**EXERCISE INSTRUCTIONS:**
Go through the records and extract every line with the word "Discovery".

[Records from a data collection]
───

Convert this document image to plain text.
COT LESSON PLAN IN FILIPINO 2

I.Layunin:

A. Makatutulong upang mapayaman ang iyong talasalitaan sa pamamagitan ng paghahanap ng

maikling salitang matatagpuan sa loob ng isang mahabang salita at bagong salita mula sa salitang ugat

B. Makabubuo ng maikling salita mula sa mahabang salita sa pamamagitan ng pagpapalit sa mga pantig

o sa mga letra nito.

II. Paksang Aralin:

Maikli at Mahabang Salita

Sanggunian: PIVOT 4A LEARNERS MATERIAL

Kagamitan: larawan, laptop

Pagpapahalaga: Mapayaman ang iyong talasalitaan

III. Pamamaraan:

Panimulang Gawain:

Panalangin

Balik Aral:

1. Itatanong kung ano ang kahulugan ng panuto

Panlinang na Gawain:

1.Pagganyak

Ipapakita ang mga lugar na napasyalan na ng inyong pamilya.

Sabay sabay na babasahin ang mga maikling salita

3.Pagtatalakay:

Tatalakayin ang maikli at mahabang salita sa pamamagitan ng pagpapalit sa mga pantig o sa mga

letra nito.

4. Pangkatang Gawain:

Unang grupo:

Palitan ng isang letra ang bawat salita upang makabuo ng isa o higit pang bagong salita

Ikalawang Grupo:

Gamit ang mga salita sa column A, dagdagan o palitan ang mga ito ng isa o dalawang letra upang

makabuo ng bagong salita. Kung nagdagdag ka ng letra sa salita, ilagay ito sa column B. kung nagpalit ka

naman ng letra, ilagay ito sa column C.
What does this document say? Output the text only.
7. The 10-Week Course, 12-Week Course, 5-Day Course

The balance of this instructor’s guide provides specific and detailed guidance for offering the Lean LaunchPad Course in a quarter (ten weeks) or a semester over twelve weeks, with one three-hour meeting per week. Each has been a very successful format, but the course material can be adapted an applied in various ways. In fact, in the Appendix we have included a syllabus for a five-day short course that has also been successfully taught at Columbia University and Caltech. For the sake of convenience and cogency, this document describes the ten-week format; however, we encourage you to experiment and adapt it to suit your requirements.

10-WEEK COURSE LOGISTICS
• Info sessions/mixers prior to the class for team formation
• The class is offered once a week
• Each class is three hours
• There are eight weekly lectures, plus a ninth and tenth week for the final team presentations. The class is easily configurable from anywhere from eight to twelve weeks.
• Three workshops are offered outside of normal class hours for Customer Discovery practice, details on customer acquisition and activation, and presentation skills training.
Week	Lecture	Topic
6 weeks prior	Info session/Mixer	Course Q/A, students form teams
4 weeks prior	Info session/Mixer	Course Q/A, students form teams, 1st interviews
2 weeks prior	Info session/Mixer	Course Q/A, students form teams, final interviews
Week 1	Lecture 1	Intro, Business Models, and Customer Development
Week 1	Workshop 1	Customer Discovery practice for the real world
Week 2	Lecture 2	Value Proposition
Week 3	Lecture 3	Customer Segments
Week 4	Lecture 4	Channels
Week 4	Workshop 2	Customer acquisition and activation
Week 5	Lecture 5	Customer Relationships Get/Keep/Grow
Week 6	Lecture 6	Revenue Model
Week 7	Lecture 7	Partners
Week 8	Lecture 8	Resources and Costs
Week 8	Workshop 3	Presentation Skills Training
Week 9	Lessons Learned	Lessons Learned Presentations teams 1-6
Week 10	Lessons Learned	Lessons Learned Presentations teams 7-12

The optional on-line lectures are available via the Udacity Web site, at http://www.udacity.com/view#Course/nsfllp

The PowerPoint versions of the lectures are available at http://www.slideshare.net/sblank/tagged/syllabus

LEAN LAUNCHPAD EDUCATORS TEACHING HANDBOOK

───

**THE COMPLETED TASK:**
• Three workshops are offered outside of normal class hours for Customer Discovery practice, details on customer acquisition and activation, and presentation skills training.
Week 1	Workshop 1	Customer Discovery practice for the real world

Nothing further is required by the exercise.